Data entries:
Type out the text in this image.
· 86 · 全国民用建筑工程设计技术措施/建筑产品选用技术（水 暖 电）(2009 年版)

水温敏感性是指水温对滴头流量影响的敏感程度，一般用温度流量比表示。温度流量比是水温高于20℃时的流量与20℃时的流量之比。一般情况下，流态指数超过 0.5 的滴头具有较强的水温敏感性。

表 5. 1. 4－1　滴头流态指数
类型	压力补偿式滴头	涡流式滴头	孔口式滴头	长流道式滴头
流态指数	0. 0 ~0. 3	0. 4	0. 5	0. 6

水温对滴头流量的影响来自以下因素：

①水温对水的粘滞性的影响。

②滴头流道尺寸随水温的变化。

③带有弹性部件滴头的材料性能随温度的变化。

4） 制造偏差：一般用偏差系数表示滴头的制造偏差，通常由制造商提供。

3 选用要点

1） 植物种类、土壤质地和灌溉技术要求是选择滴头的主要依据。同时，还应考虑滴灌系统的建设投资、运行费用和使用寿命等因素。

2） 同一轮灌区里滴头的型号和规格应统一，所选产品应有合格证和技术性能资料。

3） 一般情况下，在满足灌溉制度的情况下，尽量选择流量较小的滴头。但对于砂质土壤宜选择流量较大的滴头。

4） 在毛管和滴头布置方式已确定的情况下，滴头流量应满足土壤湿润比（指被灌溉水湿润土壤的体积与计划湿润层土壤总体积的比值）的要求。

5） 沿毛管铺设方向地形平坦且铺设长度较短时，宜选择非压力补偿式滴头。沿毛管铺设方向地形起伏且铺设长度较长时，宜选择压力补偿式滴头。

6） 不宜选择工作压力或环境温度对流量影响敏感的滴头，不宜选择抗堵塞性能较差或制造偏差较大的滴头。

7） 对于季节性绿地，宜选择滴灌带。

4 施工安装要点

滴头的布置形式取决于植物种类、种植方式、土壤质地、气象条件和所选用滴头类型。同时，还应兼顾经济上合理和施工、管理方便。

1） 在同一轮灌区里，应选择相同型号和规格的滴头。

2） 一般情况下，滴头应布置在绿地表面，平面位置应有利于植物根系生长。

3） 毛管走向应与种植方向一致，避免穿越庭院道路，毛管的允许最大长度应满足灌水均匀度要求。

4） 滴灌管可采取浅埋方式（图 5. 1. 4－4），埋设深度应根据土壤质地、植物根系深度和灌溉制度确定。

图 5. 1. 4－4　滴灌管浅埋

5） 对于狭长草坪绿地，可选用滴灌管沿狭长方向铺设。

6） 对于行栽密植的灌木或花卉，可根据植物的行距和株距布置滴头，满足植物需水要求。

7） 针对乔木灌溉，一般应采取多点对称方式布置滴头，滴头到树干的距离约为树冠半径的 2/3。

* _TASK BRIEF_:
Print the listing above in its entirety, with every line exact.

* _SOLUTION_:
Type out the text in this image.
· 86 · 全国民用建筑工程设计技术措施/建筑产品选用技术（水 暖 电）(2009 年版)

水温敏感性是指水温对滴头流量影响的敏感程度，一般用温度流量比表示。温度流量比是水温高于20℃时的流量与20℃时的流量之比。一般情况下，流态指数超过 0.5 的滴头具有较强的水温敏感性。

表 5. 1. 4－1　滴头流态指数
类型	压力补偿式滴头	涡流式滴头	孔口式滴头	长流道式滴头
流态指数	0. 0 ~0. 3	0. 4	0. 5	0. 6

水温对滴头流量的影响来自以下因素：

①水温对水的粘滞性的影响。

②滴头流道尺寸随水温的变化。

③带有弹性部件滴头的材料性能随温度的变化。

4） 制造偏差：一般用偏差系数表示滴头的制造偏差，通常由制造商提供。

3 选用要点

1） 植物种类、土壤质地和灌溉技术要求是选择滴头的主要依据。同时，还应考虑滴灌系统的建设投资、运行费用和使用寿命等因素。

2） 同一轮灌区里滴头的型号和规格应统一，所选产品应有合格证和技术性能资料。

3） 一般情况下，在满足灌溉制度的情况下，尽量选择流量较小的滴头。但对于砂质土壤宜选择流量较大的滴头。

4） 在毛管和滴头布置方式已确定的情况下，滴头流量应满足土壤湿润比（指被灌溉水湿润土壤的体积与计划湿润层土壤总体积的比值）的要求。

5） 沿毛管铺设方向地形平坦且铺设长度较短时，宜选择非压力补偿式滴头。沿毛管铺设方向地形起伏且铺设长度较长时，宜选择压力补偿式滴头。

6） 不宜选择工作压力或环境温度对流量影响敏感的滴头，不宜选择抗堵塞性能较差或制造偏差较大的滴头。

7） 对于季节性绿地，宜选择滴灌带。

4 施工安装要点

滴头的布置形式取决于植物种类、种植方式、土壤质地、气象条件和所选用滴头类型。同时，还应兼顾经济上合理和施工、管理方便。

1） 在同一轮灌区里，应选择相同型号和规格的滴头。

2） 一般情况下，滴头应布置在绿地表面，平面位置应有利于植物根系生长。

3） 毛管走向应与种植方向一致，避免穿越庭院道路，毛管的允许最大长度应满足灌水均匀度要求。

4） 滴灌管可采取浅埋方式（图 5. 1. 4－4），埋设深度应根据土壤质地、植物根系深度和灌溉制度确定。

图 5. 1. 4－4　滴灌管浅埋

5） 对于狭长草坪绿地，可选用滴灌管沿狭长方向铺设。

6） 对于行栽密植的灌木或花卉，可根据植物的行距和株距布置滴头，满足植物需水要求。

7） 针对乔木灌溉，一般应采取多点对称方式布置滴头，滴头到树干的距离约为树冠半径的 2/3。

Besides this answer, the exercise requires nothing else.